Reproduce verbatim the lines below, from the first line through the line containing "x-tick-label: 02.11.2015 <box>606", with both ends included.

═══

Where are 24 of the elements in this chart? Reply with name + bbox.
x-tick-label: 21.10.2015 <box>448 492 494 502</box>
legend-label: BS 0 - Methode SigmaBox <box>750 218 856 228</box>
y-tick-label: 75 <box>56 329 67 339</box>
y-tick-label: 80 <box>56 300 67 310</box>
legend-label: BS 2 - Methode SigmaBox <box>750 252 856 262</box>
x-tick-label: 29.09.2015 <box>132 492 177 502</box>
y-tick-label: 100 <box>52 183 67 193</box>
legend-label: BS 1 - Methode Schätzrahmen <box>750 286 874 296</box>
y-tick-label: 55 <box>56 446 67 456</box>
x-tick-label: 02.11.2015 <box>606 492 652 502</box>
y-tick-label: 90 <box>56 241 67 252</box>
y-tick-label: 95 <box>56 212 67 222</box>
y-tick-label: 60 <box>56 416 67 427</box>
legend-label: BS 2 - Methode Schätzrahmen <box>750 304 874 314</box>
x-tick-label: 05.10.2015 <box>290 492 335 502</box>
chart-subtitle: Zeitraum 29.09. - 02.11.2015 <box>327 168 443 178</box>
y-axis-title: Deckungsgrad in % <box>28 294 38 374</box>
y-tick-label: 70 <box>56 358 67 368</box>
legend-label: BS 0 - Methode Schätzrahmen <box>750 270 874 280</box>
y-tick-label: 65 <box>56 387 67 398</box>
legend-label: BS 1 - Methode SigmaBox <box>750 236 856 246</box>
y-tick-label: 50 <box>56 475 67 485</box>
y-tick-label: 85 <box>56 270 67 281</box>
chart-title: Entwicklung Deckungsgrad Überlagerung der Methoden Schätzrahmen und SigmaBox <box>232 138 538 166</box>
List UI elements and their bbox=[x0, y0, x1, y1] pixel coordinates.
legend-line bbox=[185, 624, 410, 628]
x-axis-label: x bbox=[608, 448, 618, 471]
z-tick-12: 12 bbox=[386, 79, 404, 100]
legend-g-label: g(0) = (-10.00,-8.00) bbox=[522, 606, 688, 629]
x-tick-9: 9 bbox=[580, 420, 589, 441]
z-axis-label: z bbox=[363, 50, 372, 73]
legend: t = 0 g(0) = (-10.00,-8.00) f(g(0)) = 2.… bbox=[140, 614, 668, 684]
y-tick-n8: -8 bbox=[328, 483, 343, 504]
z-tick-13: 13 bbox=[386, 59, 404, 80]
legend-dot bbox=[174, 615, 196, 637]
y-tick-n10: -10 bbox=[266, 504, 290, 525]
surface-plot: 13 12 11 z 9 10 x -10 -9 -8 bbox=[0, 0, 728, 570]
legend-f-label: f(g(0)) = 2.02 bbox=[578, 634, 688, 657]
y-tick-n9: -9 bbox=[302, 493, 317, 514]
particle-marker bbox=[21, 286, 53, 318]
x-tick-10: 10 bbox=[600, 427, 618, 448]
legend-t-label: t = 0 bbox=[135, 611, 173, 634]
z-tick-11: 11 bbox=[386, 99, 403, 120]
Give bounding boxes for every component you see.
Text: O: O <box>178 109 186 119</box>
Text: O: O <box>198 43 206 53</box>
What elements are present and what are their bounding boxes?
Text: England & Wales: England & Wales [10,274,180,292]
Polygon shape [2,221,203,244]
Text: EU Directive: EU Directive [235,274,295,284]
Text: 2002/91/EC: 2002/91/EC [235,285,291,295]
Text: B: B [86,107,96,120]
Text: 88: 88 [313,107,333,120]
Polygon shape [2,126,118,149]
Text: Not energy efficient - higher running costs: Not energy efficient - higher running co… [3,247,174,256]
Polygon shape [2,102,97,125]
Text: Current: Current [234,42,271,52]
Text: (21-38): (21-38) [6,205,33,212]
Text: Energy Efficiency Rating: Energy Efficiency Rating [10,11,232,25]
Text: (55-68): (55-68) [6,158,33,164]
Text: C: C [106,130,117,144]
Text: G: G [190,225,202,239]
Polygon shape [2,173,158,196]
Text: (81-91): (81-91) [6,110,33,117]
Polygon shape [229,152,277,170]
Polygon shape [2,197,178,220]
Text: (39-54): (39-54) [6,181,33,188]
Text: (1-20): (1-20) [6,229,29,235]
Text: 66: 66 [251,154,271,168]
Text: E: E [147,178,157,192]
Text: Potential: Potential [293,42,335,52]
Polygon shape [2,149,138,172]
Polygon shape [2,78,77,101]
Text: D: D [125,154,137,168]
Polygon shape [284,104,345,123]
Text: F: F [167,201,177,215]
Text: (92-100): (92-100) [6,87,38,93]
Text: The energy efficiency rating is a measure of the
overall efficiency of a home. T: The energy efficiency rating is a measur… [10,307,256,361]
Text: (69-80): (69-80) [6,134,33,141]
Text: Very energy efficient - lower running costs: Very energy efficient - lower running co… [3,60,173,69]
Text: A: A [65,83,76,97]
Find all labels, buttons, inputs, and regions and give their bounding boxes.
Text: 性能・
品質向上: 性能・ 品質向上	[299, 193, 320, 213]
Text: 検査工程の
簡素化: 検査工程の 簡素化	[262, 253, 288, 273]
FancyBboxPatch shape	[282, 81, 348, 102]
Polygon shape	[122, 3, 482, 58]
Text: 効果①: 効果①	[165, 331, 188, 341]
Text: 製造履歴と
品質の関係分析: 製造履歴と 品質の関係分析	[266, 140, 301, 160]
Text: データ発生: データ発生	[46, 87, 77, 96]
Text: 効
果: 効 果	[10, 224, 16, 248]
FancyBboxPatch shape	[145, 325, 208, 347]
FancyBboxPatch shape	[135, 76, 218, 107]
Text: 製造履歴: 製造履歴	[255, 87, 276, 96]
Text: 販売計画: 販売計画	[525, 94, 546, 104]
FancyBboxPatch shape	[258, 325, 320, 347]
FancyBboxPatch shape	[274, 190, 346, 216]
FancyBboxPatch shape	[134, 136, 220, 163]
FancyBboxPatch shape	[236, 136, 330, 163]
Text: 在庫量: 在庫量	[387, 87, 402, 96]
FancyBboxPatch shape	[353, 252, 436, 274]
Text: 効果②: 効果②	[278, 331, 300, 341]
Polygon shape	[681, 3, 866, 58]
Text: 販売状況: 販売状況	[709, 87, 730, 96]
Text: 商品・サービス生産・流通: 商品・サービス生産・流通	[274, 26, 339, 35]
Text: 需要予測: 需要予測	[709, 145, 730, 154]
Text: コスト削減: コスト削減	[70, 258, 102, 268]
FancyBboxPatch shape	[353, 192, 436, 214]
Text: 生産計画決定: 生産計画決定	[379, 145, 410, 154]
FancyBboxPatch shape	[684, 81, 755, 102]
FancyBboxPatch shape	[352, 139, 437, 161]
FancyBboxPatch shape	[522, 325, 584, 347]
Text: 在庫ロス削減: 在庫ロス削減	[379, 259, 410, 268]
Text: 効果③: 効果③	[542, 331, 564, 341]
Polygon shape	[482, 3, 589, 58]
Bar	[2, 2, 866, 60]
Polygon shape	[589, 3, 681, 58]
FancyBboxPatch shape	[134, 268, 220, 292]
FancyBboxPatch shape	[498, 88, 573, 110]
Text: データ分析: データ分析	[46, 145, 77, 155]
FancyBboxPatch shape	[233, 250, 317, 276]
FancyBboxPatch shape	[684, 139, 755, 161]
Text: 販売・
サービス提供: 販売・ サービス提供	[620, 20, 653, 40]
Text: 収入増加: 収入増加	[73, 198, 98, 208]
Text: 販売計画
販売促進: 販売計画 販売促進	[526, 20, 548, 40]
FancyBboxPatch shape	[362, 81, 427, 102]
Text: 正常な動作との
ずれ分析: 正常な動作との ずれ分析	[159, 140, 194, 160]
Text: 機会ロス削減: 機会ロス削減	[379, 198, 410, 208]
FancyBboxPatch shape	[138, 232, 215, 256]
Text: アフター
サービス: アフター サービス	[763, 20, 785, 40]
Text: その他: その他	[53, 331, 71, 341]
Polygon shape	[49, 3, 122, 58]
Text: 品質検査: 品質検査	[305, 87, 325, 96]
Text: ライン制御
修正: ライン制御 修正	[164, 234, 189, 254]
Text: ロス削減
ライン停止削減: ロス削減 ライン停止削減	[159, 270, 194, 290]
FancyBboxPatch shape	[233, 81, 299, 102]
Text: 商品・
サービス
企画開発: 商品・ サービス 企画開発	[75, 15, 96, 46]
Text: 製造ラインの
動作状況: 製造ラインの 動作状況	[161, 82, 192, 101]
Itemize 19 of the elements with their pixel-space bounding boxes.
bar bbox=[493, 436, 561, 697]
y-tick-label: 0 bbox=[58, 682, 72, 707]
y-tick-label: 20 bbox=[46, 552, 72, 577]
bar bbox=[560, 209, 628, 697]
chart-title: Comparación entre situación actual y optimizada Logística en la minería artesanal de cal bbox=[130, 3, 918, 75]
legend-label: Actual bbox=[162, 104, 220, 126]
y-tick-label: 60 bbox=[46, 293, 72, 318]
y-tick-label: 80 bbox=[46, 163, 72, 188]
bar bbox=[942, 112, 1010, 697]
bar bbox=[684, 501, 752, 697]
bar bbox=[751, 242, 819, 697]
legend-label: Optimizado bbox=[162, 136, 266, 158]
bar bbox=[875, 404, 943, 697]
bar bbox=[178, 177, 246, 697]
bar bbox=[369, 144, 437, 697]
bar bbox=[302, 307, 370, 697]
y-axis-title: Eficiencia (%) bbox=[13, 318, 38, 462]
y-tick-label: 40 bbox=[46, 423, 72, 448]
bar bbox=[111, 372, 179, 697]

═══

COMPLETE RESPONSE
Where are 24 of the elements in this chart? Reply with name + bbox.
x-tick-label: 21.10.2015 <box>448 492 494 502</box>
legend-label: BS 0 - Methode SigmaBox <box>750 218 856 228</box>
y-tick-label: 75 <box>56 329 67 339</box>
y-tick-label: 80 <box>56 300 67 310</box>
legend-label: BS 2 - Methode SigmaBox <box>750 252 856 262</box>
x-tick-label: 29.09.2015 <box>132 492 177 502</box>
y-tick-label: 100 <box>52 183 67 193</box>
legend-label: BS 1 - Methode Schätzrahmen <box>750 286 874 296</box>
y-tick-label: 55 <box>56 446 67 456</box>
x-tick-label: 02.11.2015 <box>606 492 652 502</box>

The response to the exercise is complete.